Okuma Metni »
§ §
Çünkü yanlışları arkasından konuşarak yüzüne söyleme cesareti gösteremediniz. Yüzüne de
gelince,“biriz beraberiz başkanım iyi ki yaptın” diye yalakalık yapıyorsunuz.
RED EDİYOR!
“Ya olduğunuz gibi görünün ya göründüğünüz gibi olun” diyor Mevlana hazretleri
Dursum Akan’ın Cemalettin Torun’a özel teşekkürü kulislerde konuşuluyor.
Ey Dursun Akan.
Her dönemin adamı değil, herkese şirin görünmek zorunda değilsin. Er kişiysen yüreğine,
yüzüne, yanlışı, hatasını söyle.
Teşkilatlari bu hale getiren bu zihniyet değil mi?
§ §
Derlenen Malzeme »

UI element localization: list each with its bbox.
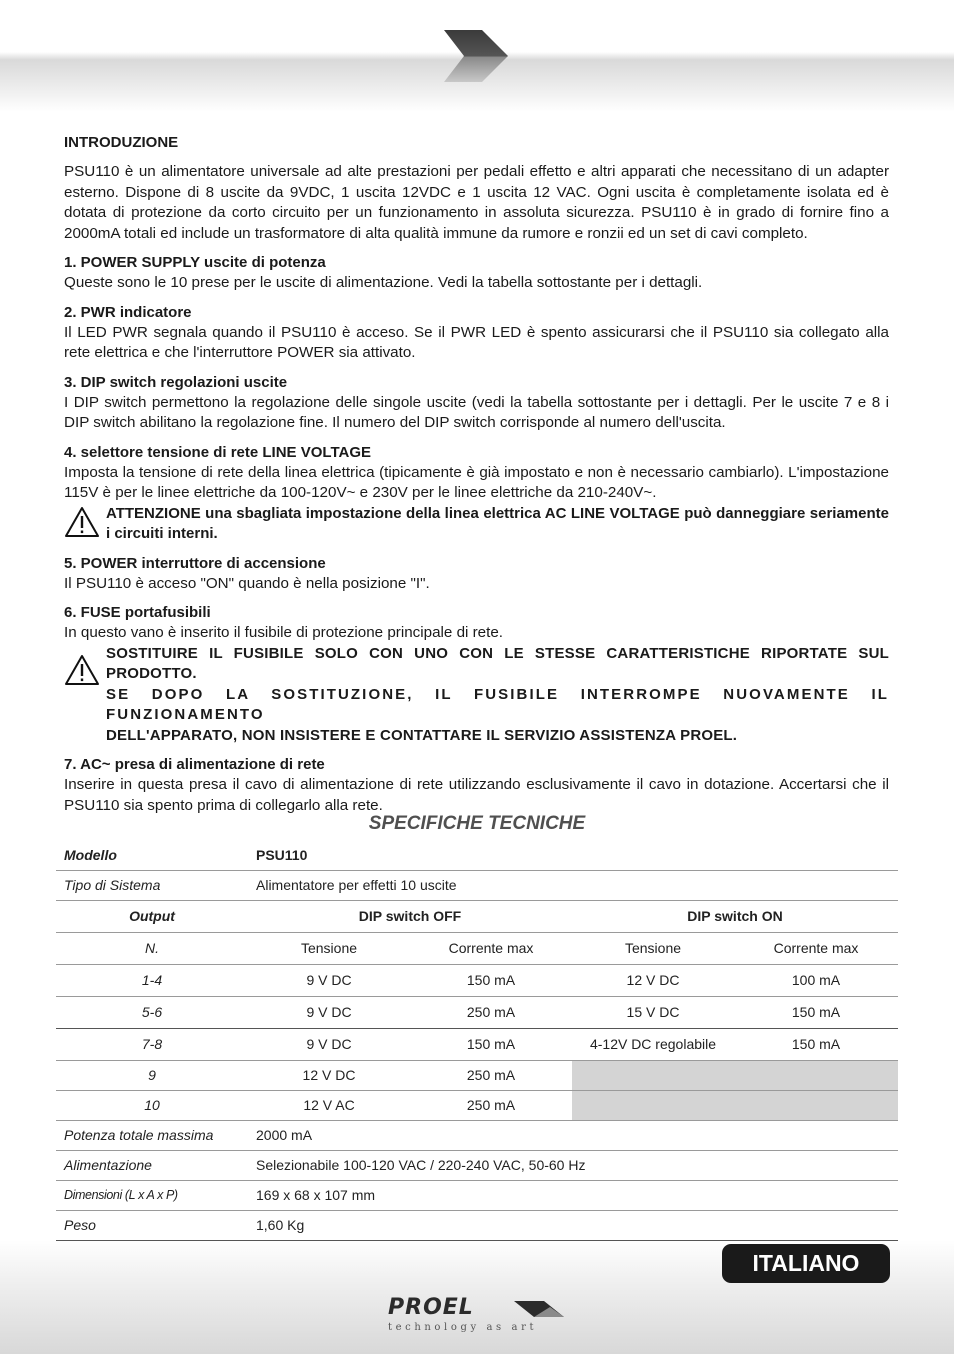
§ §
Metindeki "Ey Dursun Akan." sözlerinden "zihniyet değil mi?" sözlerine kadar olan bölümü hiçbir değişiklik yapmadan yazınız.

Ey Dursun Akan.
Her dönemin adamı değil, herkese şirin görünmek zorunda değilsin. Er kişiysen yüreğine,
yüzüne, yanlışı, hatasını söyle.
Teşkilatlari bu hale getiren bu zihniyet değil mi?